● DIRECTION
Tally the lines below that contain "this". The number is the whole answer.

● EXTRACTED MATERIAL
-=-=-

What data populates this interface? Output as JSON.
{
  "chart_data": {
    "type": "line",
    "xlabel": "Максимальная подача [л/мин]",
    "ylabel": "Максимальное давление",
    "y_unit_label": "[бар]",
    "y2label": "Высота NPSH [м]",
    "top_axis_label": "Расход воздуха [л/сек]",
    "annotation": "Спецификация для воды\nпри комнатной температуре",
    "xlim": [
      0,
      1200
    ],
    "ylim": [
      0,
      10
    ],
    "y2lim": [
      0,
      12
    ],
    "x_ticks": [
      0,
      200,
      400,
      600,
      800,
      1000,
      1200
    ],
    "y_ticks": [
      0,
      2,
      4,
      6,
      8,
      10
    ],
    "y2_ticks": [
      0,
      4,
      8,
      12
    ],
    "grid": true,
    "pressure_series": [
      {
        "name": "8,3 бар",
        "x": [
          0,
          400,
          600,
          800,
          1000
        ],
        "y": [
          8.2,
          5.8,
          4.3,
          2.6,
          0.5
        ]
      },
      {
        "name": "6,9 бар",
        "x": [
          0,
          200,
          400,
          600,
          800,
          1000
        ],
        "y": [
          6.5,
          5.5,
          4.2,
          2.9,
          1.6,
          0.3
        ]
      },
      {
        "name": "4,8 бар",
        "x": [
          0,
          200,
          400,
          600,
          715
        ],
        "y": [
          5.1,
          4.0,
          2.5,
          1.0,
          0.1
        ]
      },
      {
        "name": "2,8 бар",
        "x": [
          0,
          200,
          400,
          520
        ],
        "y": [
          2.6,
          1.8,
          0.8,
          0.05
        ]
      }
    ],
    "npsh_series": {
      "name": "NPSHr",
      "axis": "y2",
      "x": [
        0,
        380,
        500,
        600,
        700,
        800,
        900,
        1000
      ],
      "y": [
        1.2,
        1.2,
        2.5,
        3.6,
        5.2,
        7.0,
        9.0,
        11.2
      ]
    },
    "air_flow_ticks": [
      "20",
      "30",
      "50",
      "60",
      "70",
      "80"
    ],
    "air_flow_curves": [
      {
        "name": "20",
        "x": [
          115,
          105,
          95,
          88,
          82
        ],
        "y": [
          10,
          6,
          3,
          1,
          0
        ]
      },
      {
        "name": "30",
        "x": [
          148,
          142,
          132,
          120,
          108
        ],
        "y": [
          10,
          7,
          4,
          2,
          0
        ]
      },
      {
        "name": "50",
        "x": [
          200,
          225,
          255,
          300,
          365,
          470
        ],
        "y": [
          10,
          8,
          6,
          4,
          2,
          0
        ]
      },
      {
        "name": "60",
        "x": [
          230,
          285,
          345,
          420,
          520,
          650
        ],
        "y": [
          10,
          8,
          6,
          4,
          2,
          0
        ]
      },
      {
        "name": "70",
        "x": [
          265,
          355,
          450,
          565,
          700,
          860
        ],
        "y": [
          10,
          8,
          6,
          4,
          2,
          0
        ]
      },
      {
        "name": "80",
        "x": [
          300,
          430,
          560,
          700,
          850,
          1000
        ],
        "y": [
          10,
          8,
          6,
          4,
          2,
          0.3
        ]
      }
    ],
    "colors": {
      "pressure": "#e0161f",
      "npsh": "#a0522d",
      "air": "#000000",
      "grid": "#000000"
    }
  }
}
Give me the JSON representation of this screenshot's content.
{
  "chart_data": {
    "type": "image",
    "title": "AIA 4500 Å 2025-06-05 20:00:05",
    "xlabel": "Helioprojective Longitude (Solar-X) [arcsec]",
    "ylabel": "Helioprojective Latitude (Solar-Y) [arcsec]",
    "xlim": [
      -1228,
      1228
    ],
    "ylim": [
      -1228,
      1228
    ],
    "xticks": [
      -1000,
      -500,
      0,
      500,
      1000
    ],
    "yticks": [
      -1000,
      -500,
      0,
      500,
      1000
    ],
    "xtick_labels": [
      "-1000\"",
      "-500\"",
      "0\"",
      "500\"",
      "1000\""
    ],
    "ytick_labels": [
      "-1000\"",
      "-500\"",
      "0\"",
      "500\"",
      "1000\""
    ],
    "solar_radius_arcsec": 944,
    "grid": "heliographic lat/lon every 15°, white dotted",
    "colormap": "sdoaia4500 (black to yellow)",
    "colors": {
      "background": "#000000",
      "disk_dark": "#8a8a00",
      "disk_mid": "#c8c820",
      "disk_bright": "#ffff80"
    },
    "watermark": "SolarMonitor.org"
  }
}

-=-=-

● WORKED ANSWER
2